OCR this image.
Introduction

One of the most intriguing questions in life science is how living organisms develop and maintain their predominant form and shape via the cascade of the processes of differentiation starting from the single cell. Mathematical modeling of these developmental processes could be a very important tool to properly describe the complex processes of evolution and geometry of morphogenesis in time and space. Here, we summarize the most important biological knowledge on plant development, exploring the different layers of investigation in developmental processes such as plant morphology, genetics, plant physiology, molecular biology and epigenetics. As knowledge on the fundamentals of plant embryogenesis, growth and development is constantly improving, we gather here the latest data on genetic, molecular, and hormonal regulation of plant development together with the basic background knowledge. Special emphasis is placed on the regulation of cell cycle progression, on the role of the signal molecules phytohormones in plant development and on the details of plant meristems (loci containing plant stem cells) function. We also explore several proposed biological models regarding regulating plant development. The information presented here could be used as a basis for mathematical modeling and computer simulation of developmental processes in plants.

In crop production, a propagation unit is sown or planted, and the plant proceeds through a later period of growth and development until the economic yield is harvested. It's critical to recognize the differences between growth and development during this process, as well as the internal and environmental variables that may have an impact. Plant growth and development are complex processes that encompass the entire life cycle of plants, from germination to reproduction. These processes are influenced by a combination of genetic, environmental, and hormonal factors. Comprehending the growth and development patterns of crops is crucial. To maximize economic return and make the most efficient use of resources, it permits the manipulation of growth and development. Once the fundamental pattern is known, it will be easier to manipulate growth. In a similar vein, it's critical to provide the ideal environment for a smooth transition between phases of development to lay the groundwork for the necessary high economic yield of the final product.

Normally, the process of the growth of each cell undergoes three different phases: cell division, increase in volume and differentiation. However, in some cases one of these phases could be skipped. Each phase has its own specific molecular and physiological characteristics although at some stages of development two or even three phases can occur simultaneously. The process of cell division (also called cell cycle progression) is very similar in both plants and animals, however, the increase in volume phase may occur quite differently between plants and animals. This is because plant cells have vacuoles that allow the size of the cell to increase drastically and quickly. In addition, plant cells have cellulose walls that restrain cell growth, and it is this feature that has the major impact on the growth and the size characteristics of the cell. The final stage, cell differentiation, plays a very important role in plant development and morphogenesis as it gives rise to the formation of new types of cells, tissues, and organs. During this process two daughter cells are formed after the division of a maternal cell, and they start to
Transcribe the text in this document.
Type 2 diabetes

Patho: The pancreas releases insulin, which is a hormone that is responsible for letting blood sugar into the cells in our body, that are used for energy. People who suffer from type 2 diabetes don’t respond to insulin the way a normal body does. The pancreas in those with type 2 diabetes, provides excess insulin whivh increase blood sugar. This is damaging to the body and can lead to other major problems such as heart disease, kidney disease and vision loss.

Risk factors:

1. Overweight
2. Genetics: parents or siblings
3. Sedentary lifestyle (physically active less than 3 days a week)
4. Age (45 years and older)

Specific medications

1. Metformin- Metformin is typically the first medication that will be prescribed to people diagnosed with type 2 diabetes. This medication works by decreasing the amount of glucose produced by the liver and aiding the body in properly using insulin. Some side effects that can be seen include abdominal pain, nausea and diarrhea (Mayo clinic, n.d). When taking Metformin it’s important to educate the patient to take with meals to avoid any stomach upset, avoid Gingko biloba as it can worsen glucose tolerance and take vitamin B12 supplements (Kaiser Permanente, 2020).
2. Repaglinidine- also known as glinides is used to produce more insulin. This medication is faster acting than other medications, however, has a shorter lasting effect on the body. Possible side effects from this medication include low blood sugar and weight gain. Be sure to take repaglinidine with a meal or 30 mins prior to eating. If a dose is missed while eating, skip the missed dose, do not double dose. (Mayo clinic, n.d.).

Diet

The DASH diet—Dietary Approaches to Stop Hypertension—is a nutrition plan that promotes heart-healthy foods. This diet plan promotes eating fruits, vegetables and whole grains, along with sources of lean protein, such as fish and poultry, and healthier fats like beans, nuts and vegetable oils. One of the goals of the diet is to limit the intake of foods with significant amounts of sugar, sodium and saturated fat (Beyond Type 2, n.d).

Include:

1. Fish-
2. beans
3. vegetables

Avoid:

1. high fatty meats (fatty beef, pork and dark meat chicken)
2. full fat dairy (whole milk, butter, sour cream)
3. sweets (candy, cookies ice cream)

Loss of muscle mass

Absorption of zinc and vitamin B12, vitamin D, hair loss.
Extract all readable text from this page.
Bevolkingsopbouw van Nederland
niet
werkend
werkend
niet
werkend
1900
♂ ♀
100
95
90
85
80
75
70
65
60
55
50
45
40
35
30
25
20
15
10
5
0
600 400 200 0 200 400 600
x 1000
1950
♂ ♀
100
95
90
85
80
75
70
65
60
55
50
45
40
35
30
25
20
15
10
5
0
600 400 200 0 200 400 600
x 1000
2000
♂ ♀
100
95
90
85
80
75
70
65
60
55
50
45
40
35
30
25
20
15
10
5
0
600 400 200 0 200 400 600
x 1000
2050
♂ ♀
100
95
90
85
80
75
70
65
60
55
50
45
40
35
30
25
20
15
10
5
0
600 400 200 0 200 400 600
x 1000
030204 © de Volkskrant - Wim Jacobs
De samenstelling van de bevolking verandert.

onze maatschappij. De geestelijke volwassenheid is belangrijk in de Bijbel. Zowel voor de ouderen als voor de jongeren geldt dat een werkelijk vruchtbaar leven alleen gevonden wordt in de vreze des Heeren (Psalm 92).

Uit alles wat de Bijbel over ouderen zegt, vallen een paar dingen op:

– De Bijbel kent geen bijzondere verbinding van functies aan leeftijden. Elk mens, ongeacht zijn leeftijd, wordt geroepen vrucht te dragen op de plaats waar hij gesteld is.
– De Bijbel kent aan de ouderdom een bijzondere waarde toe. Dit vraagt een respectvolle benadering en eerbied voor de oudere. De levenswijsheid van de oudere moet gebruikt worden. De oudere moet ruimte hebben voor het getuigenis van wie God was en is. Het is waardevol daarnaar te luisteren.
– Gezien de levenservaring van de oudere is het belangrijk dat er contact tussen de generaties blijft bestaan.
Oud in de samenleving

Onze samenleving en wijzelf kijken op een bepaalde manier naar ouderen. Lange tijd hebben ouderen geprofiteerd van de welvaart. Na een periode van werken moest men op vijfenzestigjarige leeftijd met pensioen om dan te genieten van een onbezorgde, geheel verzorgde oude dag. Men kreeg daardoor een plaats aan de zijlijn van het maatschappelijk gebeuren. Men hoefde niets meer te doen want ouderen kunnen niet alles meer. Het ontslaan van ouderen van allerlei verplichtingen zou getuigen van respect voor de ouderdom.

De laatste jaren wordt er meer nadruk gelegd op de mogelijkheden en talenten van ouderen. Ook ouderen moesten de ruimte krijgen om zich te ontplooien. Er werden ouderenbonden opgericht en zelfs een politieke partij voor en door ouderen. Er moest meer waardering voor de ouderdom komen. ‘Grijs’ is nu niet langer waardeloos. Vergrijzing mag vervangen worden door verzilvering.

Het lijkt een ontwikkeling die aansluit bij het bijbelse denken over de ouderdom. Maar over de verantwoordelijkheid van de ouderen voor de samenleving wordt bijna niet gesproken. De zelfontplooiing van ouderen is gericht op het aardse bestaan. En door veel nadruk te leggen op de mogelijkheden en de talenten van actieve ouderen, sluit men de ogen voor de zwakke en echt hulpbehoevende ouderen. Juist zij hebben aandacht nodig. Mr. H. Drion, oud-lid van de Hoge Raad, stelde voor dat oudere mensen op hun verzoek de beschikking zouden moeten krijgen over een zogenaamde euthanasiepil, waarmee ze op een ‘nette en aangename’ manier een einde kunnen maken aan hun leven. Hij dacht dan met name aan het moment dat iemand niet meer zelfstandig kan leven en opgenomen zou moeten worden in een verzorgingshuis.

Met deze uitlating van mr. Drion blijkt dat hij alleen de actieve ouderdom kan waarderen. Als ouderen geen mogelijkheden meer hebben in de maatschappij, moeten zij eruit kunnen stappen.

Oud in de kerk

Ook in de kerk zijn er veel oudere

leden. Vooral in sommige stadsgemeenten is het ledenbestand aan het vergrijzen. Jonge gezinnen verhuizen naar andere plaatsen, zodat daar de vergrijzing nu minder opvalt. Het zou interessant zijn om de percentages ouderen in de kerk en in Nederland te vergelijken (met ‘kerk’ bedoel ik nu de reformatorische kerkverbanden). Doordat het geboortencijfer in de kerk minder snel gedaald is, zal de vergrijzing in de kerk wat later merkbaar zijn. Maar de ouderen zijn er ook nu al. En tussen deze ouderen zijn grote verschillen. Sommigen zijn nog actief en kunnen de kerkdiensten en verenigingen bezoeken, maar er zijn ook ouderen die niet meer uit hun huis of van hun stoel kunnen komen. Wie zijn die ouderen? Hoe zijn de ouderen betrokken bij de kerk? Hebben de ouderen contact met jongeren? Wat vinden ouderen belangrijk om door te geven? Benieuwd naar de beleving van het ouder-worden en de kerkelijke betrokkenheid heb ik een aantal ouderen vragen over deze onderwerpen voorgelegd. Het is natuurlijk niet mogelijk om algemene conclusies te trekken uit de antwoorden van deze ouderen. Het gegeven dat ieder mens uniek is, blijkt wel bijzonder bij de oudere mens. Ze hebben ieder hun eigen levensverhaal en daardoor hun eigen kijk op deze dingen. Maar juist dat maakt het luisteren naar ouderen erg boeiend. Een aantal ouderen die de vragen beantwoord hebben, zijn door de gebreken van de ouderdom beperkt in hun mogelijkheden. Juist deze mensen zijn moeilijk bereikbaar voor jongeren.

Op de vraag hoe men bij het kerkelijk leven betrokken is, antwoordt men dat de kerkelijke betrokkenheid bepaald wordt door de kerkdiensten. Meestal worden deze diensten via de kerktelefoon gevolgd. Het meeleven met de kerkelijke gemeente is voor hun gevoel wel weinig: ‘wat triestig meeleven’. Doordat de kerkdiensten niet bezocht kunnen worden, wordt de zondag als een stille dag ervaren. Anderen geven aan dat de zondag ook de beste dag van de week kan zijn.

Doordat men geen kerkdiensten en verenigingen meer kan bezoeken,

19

^^^^

- _The problem_
Lines of the material in which the word "manier" occurs are to be copied out.

- _Response for this exercise_
Onze samenleving en wijzelf kijken op een bepaalde manier naar ouderen. Lange tijd hebben ouderen geprofiteerd van de welvaart. Na een periode van werken moest men op vijfenzestigjarige leeftijd met pensioen om dan te genieten van een onbezorgde, geheel verzorgde oude dag. Men kreeg daardoor een plaats aan de zijlijn van het maatschappelijk gebeuren. Men hoefde niets meer te doen want ouderen kunnen niet alles meer. Het ontslaan van ouderen van allerlei verplichtingen zou getuigen van respect voor de ouderdom.
Het lijkt een ontwikkeling die aansluit bij het bijbelse denken over de ouderdom. Maar over de verantwoordelijkheid van de ouderen voor de samenleving wordt bijna niet gesproken. De zelfontplooiing van ouderen is gericht op het aardse bestaan. En door veel nadruk te leggen op de mogelijkheden en de talenten van actieve ouderen, sluit men de ogen voor de zwakke en echt hulpbehoevende ouderen. Juist zij hebben aandacht nodig. Mr. H. Drion, oud-lid van de Hoge Raad, stelde voor dat oudere mensen op hun verzoek de beschikking zouden moeten krijgen over een zogenaamde euthanasiepil, waarmee ze op een ‘nette en aangename’ manier een einde kunnen maken aan hun leven. Hij dacht dan met name aan het moment dat iemand niet meer zelfstandig kan leven en opgenomen zou moeten worden in een verzorgingshuis.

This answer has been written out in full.